Wednesday, December 16, 2015
Archive Review: The Yardbirds' Ultimate! (2001)
Cut out of label catalogs during the ‘70s, collectors paid premium prices for rare copies of Yardbirds’ vinyl. Even during the CD era, Yardbirds albums disappeared and reappeared with unpredictable reliability and “greatest hits” collections, often slapped together by unscrupulous fly-by-night labels, have proliferated. A lot of great music got misplaced, necessitating the release of the Ultimate! compilation by Rhino Records.
For younger music fans that want to know what all the brouhaha over the Yardbirds is about, look no further than Ultimate! The two-CD, 52-track boxed collection includes an enormous booklet filled with rare photos, song credits and comprehensive liner notes and history provided by late musician and collector Cub Koda. It’s the music that does the talking on Ultimate!, however, the Yardbirds kicking out an original and groundbreaking mix of blues and riff-oriented blues-rock during their five year lifespan. The band was blessed during its brief existence with not one but three – count 'em – three superstar six-string talents. Eric Clapton contributed guitar duties for one of the earliest incarnations of the band, leaving after a year and a half to be replaced by Jeff Beck. Jimmy Page joined the band as a bass player; later moving to guitar in a twin-guitar version of the band before taking over solo duties upon Beck’s departure.
Ultimate! pieces together a chronological history of the Yardbirds, beginning with early Clapton-led singles and other material recorded under the direction of original manager/producer Giorgio Gomelsky. The Gomelsky “era” stretches across the first disc and includes some of Clapton’s legendary original contributions to the band. Highlights include covers of John Lee Hooker’s “Boom Boom” and the Ernie K-Doe hit “A Certain Girl” as well as live tracks taken from the band’s debut album Five Live Yardbirds. The classic hit single “For Your Love” proved to be Clapton's swansong, the guitarist leaving the band in a huff over the song's commercial sound.
When Clapton departed to pursue a purer shade of blue with John Mayall’s Bluesbreakers, Jeff Beck was recruited and joined the Yardbirds as his replacement. It proved to be a match made in heaven – Beck’s improvisational six-string wizardry found a perfect chemistry with frontman Keith Relf’s passionate vocals and inspired harp playing. This would be the most successful period of the band’s career, as they cranked out chart-topping hits like “Heart Full of Soul,” “Shapes of Things” and “Over Under Sideways Down.”

----

* _WORK INSTRUCTIONS_: Please write out the Yardbirds review word for word from "Ultimate! pieces together" up to and including "song's commercial sound.". The lines after this point are separate from the Yardbirds review.

----

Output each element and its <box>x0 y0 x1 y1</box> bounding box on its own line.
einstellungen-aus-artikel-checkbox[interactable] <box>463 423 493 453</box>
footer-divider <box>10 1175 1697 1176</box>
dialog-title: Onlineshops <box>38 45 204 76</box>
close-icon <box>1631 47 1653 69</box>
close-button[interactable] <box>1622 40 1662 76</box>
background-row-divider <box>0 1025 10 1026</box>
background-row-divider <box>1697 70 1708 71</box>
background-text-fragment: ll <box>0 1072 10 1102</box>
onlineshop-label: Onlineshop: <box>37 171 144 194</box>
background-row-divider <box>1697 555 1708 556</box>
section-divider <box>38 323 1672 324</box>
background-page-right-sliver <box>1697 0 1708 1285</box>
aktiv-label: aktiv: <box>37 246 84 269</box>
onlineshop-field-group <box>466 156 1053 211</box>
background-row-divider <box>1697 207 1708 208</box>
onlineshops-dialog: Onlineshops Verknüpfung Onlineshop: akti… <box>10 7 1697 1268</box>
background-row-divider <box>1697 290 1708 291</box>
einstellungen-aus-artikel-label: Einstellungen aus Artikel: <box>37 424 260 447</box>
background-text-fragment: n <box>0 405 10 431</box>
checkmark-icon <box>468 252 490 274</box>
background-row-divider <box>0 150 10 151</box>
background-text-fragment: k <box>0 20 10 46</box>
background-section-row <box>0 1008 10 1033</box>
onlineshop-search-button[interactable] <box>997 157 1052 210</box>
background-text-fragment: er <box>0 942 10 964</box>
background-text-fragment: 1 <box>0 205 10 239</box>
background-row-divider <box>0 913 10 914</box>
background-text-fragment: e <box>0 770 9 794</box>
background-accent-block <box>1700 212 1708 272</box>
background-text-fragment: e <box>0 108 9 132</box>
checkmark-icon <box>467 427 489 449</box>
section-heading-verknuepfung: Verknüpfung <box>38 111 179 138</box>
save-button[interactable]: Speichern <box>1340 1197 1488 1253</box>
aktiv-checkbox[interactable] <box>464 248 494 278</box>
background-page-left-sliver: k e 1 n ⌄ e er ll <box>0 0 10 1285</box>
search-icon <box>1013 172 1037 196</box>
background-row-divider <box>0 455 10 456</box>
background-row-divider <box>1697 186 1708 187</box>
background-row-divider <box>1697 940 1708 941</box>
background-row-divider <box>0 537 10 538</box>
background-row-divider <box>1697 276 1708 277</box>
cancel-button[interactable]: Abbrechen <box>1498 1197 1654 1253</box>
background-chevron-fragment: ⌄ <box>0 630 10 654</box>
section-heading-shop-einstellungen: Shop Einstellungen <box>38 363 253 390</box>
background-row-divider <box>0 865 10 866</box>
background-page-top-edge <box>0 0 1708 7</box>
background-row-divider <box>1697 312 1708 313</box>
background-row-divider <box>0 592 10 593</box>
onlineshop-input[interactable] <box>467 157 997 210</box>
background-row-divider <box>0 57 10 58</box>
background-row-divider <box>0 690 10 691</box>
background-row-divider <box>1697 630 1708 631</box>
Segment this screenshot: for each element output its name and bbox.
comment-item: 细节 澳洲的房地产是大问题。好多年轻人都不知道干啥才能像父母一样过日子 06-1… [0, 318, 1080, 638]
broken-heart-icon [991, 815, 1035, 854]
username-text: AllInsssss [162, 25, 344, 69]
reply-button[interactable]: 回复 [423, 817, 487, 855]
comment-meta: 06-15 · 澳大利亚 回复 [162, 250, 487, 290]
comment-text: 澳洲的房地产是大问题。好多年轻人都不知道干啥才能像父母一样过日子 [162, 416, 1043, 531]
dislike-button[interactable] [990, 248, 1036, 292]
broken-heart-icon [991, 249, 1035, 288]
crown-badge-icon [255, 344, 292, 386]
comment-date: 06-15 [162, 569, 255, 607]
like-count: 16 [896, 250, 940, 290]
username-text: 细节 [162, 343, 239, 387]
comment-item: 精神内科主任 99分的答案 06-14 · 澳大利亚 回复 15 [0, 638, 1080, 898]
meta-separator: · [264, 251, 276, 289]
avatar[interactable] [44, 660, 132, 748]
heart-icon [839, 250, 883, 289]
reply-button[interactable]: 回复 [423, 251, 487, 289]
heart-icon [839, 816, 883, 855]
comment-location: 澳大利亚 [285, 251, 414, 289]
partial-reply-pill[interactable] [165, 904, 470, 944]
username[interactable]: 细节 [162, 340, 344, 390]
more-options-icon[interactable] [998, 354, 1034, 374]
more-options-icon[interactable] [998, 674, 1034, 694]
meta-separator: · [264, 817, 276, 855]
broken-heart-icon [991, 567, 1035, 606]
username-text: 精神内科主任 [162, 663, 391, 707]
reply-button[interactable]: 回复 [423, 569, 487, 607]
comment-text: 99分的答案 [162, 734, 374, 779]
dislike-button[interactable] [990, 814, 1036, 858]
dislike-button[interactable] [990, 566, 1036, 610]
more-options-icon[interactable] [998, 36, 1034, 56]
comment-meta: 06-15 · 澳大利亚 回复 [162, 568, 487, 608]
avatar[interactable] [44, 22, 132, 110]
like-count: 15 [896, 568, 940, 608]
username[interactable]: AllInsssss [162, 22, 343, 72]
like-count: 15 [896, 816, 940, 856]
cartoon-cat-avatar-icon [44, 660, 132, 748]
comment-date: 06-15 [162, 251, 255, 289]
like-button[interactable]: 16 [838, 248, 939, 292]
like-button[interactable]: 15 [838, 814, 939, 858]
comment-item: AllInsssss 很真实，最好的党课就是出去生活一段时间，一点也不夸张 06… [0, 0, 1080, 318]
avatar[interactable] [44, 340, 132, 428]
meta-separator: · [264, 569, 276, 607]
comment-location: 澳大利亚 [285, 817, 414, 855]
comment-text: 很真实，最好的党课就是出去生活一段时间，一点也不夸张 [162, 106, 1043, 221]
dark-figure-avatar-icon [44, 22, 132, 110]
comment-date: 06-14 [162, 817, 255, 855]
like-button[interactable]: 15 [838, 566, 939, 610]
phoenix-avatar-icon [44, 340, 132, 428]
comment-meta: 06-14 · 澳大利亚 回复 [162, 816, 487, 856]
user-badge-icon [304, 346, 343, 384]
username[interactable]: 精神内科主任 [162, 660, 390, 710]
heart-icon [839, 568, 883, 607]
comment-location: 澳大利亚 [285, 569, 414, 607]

----

* _SOLUTION TO THE EXERCISE_:
Ultimate! pieces together a chronological history of the Yardbirds, beginning with early Clapton-led singles and other material recorded under the direction of original manager/producer Giorgio Gomelsky. The Gomelsky “era” stretches across the first disc and includes some of Clapton’s legendary original contributions to the band. Highlights include covers of John Lee Hooker’s “Boom Boom” and the Ernie K-Doe hit “A Certain Girl” as well as live tracks taken from the band’s debut album Five Live Yardbirds. The classic hit single “For Your Love” proved to be Clapton's swansong, the guitarist leaving the band in a huff over the song's commercial sound.